* [Request]:
For the copy, please give all of the data again exactly and leave the pictures out.

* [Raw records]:
* * *

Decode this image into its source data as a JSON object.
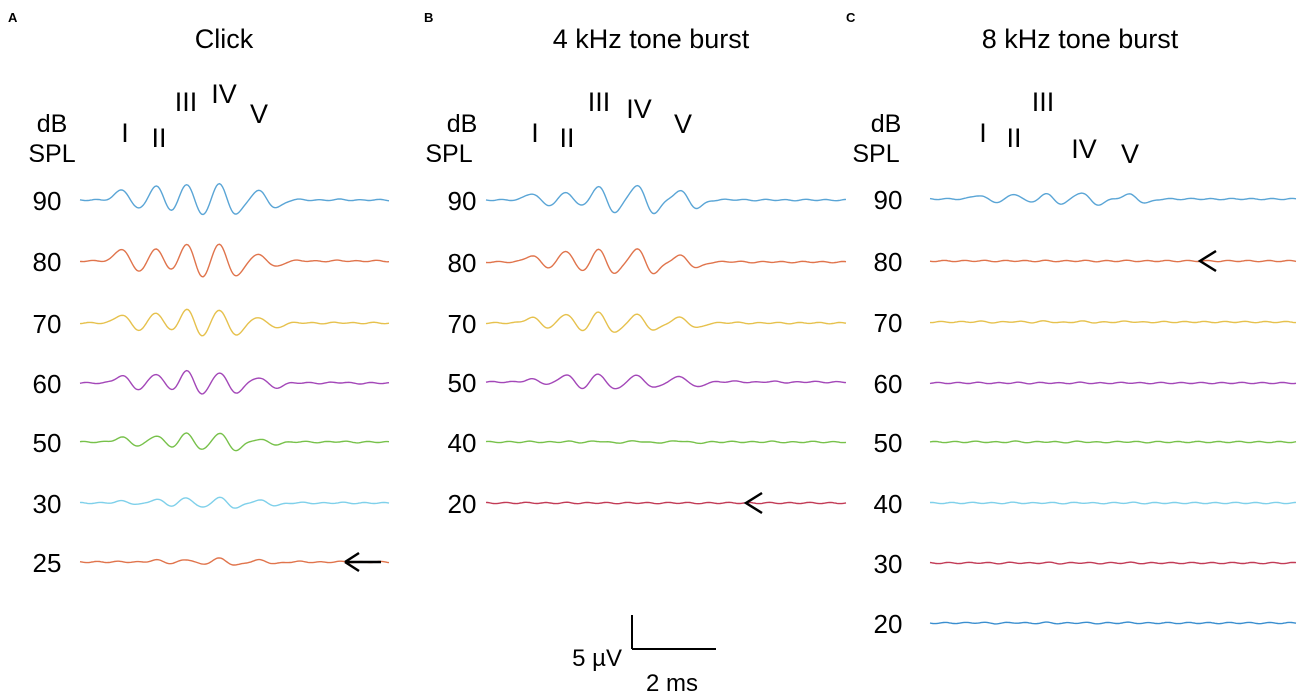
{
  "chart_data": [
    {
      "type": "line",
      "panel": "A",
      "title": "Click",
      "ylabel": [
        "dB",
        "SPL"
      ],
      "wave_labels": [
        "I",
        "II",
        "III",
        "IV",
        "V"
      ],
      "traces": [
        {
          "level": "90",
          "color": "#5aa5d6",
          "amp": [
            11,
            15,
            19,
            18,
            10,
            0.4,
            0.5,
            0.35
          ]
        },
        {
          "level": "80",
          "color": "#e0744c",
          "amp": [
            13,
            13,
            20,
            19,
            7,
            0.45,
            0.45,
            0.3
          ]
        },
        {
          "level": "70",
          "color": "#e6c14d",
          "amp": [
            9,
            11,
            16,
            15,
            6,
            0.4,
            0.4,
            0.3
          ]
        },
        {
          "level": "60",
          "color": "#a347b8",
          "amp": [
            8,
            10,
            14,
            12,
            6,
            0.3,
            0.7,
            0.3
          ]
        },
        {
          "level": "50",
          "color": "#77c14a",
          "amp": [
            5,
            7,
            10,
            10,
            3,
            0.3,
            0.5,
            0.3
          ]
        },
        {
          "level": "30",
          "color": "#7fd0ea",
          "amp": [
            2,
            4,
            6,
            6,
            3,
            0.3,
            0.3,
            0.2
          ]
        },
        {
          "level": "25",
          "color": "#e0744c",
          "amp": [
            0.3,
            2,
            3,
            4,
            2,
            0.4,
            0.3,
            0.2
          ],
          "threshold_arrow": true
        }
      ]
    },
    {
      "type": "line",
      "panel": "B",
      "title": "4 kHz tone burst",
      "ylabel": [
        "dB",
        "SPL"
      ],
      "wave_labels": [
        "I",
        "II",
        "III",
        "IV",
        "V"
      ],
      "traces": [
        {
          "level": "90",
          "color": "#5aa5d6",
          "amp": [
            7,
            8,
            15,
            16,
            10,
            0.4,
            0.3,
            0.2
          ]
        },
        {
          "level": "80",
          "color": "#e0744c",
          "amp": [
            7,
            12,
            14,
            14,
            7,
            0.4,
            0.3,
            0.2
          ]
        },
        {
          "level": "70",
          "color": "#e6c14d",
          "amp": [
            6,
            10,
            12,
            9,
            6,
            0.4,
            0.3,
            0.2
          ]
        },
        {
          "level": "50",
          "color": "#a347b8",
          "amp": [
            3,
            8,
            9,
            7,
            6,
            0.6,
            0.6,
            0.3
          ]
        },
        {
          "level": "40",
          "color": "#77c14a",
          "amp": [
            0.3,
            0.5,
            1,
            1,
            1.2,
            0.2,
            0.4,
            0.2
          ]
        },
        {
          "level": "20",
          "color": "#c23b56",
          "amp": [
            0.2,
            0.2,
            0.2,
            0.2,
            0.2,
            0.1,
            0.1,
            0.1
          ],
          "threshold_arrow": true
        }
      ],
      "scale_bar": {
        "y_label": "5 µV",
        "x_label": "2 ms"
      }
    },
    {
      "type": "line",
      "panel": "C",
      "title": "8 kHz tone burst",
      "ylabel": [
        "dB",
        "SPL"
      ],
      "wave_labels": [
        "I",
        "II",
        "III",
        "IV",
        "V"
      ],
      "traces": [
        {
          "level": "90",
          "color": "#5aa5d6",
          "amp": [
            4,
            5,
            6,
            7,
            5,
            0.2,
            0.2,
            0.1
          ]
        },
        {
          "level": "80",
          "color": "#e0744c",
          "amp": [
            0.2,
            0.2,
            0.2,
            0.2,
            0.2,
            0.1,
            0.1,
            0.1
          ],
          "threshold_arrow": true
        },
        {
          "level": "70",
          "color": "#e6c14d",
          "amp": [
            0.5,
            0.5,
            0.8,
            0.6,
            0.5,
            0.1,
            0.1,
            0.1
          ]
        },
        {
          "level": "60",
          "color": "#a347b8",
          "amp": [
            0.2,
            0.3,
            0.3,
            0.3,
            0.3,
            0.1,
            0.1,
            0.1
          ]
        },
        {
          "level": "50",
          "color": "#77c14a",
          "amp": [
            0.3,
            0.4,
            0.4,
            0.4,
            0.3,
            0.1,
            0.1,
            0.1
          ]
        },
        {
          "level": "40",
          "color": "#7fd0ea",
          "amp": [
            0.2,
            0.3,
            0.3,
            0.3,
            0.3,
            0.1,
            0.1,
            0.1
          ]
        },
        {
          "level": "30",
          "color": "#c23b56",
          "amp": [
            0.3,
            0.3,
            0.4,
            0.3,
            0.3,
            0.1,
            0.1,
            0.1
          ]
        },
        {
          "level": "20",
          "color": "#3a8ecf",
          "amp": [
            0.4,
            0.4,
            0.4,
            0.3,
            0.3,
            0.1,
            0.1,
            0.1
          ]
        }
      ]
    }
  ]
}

* * *

* [Task response]:
Decode this image into its source data as a JSON object.
{
  "chart_data": [
    {
      "type": "line",
      "panel": "A",
      "title": "Click",
      "ylabel": [
        "dB",
        "SPL"
      ],
      "wave_labels": [
        "I",
        "II",
        "III",
        "IV",
        "V"
      ],
      "traces": [
        {
          "level": "90",
          "color": "#5aa5d6",
          "amp": [
            11,
            15,
            19,
            18,
            10,
            0.4,
            0.5,
            0.35
          ]
        },
        {
          "level": "80",
          "color": "#e0744c",
          "amp": [
            13,
            13,
            20,
            19,
            7,
            0.45,
            0.45,
            0.3
          ]
        },
        {
          "level": "70",
          "color": "#e6c14d",
          "amp": [
            9,
            11,
            16,
            15,
            6,
            0.4,
            0.4,
            0.3
          ]
        },
        {
          "level": "60",
          "color": "#a347b8",
          "amp": [
            8,
            10,
            14,
            12,
            6,
            0.3,
            0.7,
            0.3
          ]
        },
        {
          "level": "50",
          "color": "#77c14a",
          "amp": [
            5,
            7,
            10,
            10,
            3,
            0.3,
            0.5,
            0.3
          ]
        },
        {
          "level": "30",
          "color": "#7fd0ea",
          "amp": [
            2,
            4,
            6,
            6,
            3,
            0.3,
            0.3,
            0.2
          ]
        },
        {
          "level": "25",
          "color": "#e0744c",
          "amp": [
            0.3,
            2,
            3,
            4,
            2,
            0.4,
            0.3,
            0.2
          ],
          "threshold_arrow": true
        }
      ]
    },
    {
      "type": "line",
      "panel": "B",
      "title": "4 kHz tone burst",
      "ylabel": [
        "dB",
        "SPL"
      ],
      "wave_labels": [
        "I",
        "II",
        "III",
        "IV",
        "V"
      ],
      "traces": [
        {
          "level": "90",
          "color": "#5aa5d6",
          "amp": [
            7,
            8,
            15,
            16,
            10,
            0.4,
            0.3,
            0.2
          ]
        },
        {
          "level": "80",
          "color": "#e0744c",
          "amp": [
            7,
            12,
            14,
            14,
            7,
            0.4,
            0.3,
            0.2
          ]
        },
        {
          "level": "70",
          "color": "#e6c14d",
          "amp": [
            6,
            10,
            12,
            9,
            6,
            0.4,
            0.3,
            0.2
          ]
        },
        {
          "level": "50",
          "color": "#a347b8",
          "amp": [
            3,
            8,
            9,
            7,
            6,
            0.6,
            0.6,
            0.3
          ]
        },
        {
          "level": "40",
          "color": "#77c14a",
          "amp": [
            0.3,
            0.5,
            1,
            1,
            1.2,
            0.2,
            0.4,
            0.2
          ]
        },
        {
          "level": "20",
          "color": "#c23b56",
          "amp": [
            0.2,
            0.2,
            0.2,
            0.2,
            0.2,
            0.1,
            0.1,
            0.1
          ],
          "threshold_arrow": true
        }
      ],
      "scale_bar": {
        "y_label": "5 µV",
        "x_label": "2 ms"
      }
    },
    {
      "type": "line",
      "panel": "C",
      "title": "8 kHz tone burst",
      "ylabel": [
        "dB",
        "SPL"
      ],
      "wave_labels": [
        "I",
        "II",
        "III",
        "IV",
        "V"
      ],
      "traces": [
        {
          "level": "90",
          "color": "#5aa5d6",
          "amp": [
            4,
            5,
            6,
            7,
            5,
            0.2,
            0.2,
            0.1
          ]
        },
        {
          "level": "80",
          "color": "#e0744c",
          "amp": [
            0.2,
            0.2,
            0.2,
            0.2,
            0.2,
            0.1,
            0.1,
            0.1
          ],
          "threshold_arrow": true
        },
        {
          "level": "70",
          "color": "#e6c14d",
          "amp": [
            0.5,
            0.5,
            0.8,
            0.6,
            0.5,
            0.1,
            0.1,
            0.1
          ]
        },
        {
          "level": "60",
          "color": "#a347b8",
          "amp": [
            0.2,
            0.3,
            0.3,
            0.3,
            0.3,
            0.1,
            0.1,
            0.1
          ]
        },
        {
          "level": "50",
          "color": "#77c14a",
          "amp": [
            0.3,
            0.4,
            0.4,
            0.4,
            0.3,
            0.1,
            0.1,
            0.1
          ]
        },
        {
          "level": "40",
          "color": "#7fd0ea",
          "amp": [
            0.2,
            0.3,
            0.3,
            0.3,
            0.3,
            0.1,
            0.1,
            0.1
          ]
        },
        {
          "level": "30",
          "color": "#c23b56",
          "amp": [
            0.3,
            0.3,
            0.4,
            0.3,
            0.3,
            0.1,
            0.1,
            0.1
          ]
        },
        {
          "level": "20",
          "color": "#3a8ecf",
          "amp": [
            0.4,
            0.4,
            0.4,
            0.3,
            0.3,
            0.1,
            0.1,
            0.1
          ]
        }
      ]
    }
  ]
}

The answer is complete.